## Saved entries:
-- begin --

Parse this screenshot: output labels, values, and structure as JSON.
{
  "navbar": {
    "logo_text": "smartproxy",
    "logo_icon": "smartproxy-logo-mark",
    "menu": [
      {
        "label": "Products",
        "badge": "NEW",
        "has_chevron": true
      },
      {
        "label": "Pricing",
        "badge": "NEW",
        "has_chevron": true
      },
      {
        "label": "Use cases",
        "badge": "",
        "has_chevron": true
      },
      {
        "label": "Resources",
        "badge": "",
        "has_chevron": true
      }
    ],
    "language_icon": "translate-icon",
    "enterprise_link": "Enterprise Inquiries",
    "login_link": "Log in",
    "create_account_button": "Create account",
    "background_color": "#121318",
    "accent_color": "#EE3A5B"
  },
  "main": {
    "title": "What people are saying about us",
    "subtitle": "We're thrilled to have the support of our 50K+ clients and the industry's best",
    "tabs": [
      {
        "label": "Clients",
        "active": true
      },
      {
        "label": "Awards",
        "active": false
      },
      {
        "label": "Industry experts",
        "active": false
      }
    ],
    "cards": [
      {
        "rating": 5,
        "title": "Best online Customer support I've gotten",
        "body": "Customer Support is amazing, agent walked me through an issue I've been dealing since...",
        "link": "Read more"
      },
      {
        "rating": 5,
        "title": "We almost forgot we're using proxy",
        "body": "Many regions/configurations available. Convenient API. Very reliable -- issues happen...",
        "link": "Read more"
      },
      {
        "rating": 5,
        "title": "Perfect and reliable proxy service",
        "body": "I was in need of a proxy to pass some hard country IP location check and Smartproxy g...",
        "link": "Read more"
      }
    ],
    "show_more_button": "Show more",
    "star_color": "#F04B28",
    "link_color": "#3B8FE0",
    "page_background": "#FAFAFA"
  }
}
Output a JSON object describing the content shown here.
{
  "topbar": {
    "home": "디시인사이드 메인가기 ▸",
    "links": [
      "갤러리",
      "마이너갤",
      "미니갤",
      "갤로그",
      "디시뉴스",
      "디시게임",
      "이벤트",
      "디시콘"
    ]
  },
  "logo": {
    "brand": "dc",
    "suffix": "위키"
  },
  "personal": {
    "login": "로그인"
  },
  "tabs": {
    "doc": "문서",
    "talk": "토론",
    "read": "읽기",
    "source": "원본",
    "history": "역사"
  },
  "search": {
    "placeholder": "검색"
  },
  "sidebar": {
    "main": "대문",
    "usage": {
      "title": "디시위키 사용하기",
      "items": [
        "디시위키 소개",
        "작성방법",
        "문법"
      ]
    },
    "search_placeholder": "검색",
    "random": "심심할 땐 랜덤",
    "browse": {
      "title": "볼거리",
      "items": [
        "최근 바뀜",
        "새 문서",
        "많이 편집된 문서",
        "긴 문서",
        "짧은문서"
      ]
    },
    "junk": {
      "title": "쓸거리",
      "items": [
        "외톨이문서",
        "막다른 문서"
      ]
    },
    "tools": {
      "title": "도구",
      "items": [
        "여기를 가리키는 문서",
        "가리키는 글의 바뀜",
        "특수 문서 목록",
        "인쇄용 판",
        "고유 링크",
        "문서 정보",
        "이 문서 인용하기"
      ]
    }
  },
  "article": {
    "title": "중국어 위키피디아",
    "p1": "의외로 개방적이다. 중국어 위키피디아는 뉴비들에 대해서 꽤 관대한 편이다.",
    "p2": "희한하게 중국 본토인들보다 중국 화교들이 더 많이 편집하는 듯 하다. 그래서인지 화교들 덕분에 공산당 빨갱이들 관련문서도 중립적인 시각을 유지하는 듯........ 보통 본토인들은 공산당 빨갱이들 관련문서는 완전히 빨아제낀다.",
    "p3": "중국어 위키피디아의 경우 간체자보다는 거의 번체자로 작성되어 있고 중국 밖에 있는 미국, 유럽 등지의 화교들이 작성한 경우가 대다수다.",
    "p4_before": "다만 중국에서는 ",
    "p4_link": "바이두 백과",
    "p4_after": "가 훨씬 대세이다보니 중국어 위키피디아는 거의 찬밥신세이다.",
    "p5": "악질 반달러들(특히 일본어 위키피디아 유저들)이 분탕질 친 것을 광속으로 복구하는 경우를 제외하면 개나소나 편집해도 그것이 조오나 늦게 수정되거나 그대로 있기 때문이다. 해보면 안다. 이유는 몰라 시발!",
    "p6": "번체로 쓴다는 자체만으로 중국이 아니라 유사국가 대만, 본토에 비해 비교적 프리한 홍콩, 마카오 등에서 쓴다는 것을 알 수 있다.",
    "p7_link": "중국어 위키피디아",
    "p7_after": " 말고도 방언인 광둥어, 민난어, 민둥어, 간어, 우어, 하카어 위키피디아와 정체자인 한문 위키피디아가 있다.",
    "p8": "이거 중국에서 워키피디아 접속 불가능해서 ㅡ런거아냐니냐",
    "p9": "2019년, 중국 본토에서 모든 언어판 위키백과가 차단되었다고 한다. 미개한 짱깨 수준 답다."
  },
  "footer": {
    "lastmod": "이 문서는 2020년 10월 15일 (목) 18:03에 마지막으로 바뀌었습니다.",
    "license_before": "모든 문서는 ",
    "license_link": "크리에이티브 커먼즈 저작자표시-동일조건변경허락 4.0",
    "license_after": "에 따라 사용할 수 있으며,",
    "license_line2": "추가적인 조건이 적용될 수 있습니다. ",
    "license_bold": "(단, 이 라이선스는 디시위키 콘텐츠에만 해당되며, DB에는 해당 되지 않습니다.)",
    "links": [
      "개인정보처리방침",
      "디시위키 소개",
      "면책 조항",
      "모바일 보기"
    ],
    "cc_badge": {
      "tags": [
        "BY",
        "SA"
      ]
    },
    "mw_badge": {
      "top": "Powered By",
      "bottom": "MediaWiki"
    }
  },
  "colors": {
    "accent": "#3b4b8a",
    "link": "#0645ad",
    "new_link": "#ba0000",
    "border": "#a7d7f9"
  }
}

-- end --

## Problem:
Exactly as they are written, print the entries again.

## Answer below:
Parse this screenshot: output labels, values, and structure as JSON.
{
  "navbar": {
    "logo_text": "smartproxy",
    "logo_icon": "smartproxy-logo-mark",
    "menu": [
      {
        "label": "Products",
        "badge": "NEW",
        "has_chevron": true
      },
      {
        "label": "Pricing",
        "badge": "NEW",
        "has_chevron": true
      },
      {
        "label": "Use cases",
        "badge": "",
        "has_chevron": true
      },
      {
        "label": "Resources",
        "badge": "",
        "has_chevron": true
      }
    ],
    "language_icon": "translate-icon",
    "enterprise_link": "Enterprise Inquiries",
    "login_link": "Log in",
    "create_account_button": "Create account",
    "background_color": "#121318",
    "accent_color": "#EE3A5B"
  },
  "main": {
    "title": "What people are saying about us",
    "subtitle": "We're thrilled to have the support of our 50K+ clients and the industry's best",
    "tabs": [
      {
        "label": "Clients",
        "active": true
      },
      {
        "label": "Awards",
        "active": false
      },
      {
        "label": "Industry experts",
        "active": false
      }
    ],
    "cards": [
      {
        "rating": 5,
        "title": "Best online Customer support I've gotten",
        "body": "Customer Support is amazing, agent walked me through an issue I've been dealing since...",
        "link": "Read more"
      },
      {
        "rating": 5,
        "title": "We almost forgot we're using proxy",
        "body": "Many regions/configurations available. Convenient API. Very reliable -- issues happen...",
        "link": "Read more"
      },
      {
        "rating": 5,
        "title": "Perfect and reliable proxy service",
        "body": "I was in need of a proxy to pass some hard country IP location check and Smartproxy g...",
        "link": "Read more"
      }
    ],
    "show_more_button": "Show more",
    "star_color": "#F04B28",
    "link_color": "#3B8FE0",
    "page_background": "#FAFAFA"
  }
}
Output a JSON object describing the content shown here.
{
  "topbar": {
    "home": "디시인사이드 메인가기 ▸",
    "links": [
      "갤러리",
      "마이너갤",
      "미니갤",
      "갤로그",
      "디시뉴스",
      "디시게임",
      "이벤트",
      "디시콘"
    ]
  },
  "logo": {
    "brand": "dc",
    "suffix": "위키"
  },
  "personal": {
    "login": "로그인"
  },
  "tabs": {
    "doc": "문서",
    "talk": "토론",
    "read": "읽기",
    "source": "원본",
    "history": "역사"
  },
  "search": {
    "placeholder": "검색"
  },
  "sidebar": {
    "main": "대문",
    "usage": {
      "title": "디시위키 사용하기",
      "items": [
        "디시위키 소개",
        "작성방법",
        "문법"
      ]
    },
    "search_placeholder": "검색",
    "random": "심심할 땐 랜덤",
    "browse": {
      "title": "볼거리",
      "items": [
        "최근 바뀜",
        "새 문서",
        "많이 편집된 문서",
        "긴 문서",
        "짧은문서"
      ]
    },
    "junk": {
      "title": "쓸거리",
      "items": [
        "외톨이문서",
        "막다른 문서"
      ]
    },
    "tools": {
      "title": "도구",
      "items": [
        "여기를 가리키는 문서",
        "가리키는 글의 바뀜",
        "특수 문서 목록",
        "인쇄용 판",
        "고유 링크",
        "문서 정보",
        "이 문서 인용하기"
      ]
    }
  },
  "article": {
    "title": "중국어 위키피디아",
    "p1": "의외로 개방적이다. 중국어 위키피디아는 뉴비들에 대해서 꽤 관대한 편이다.",
    "p2": "희한하게 중국 본토인들보다 중국 화교들이 더 많이 편집하는 듯 하다. 그래서인지 화교들 덕분에 공산당 빨갱이들 관련문서도 중립적인 시각을 유지하는 듯........ 보통 본토인들은 공산당 빨갱이들 관련문서는 완전히 빨아제낀다.",
    "p3": "중국어 위키피디아의 경우 간체자보다는 거의 번체자로 작성되어 있고 중국 밖에 있는 미국, 유럽 등지의 화교들이 작성한 경우가 대다수다.",
    "p4_before": "다만 중국에서는 ",
    "p4_link": "바이두 백과",
    "p4_after": "가 훨씬 대세이다보니 중국어 위키피디아는 거의 찬밥신세이다.",
    "p5": "악질 반달러들(특히 일본어 위키피디아 유저들)이 분탕질 친 것을 광속으로 복구하는 경우를 제외하면 개나소나 편집해도 그것이 조오나 늦게 수정되거나 그대로 있기 때문이다. 해보면 안다. 이유는 몰라 시발!",
    "p6": "번체로 쓴다는 자체만으로 중국이 아니라 유사국가 대만, 본토에 비해 비교적 프리한 홍콩, 마카오 등에서 쓴다는 것을 알 수 있다.",
    "p7_link": "중국어 위키피디아",
    "p7_after": " 말고도 방언인 광둥어, 민난어, 민둥어, 간어, 우어, 하카어 위키피디아와 정체자인 한문 위키피디아가 있다.",
    "p8": "이거 중국에서 워키피디아 접속 불가능해서 ㅡ런거아냐니냐",
    "p9": "2019년, 중국 본토에서 모든 언어판 위키백과가 차단되었다고 한다. 미개한 짱깨 수준 답다."
  },
  "footer": {
    "lastmod": "이 문서는 2020년 10월 15일 (목) 18:03에 마지막으로 바뀌었습니다.",
    "license_before": "모든 문서는 ",
    "license_link": "크리에이티브 커먼즈 저작자표시-동일조건변경허락 4.0",
    "license_after": "에 따라 사용할 수 있으며,",
    "license_line2": "추가적인 조건이 적용될 수 있습니다. ",
    "license_bold": "(단, 이 라이선스는 디시위키 콘텐츠에만 해당되며, DB에는 해당 되지 않습니다.)",
    "links": [
      "개인정보처리방침",
      "디시위키 소개",
      "면책 조항",
      "모바일 보기"
    ],
    "cc_badge": {
      "tags": [
        "BY",
        "SA"
      ]
    },
    "mw_badge": {
      "top": "Powered By",
      "bottom": "MediaWiki"
    }
  },
  "colors": {
    "accent": "#3b4b8a",
    "link": "#0645ad",
    "new_link": "#ba0000",
    "border": "#a7d7f9"
  }
}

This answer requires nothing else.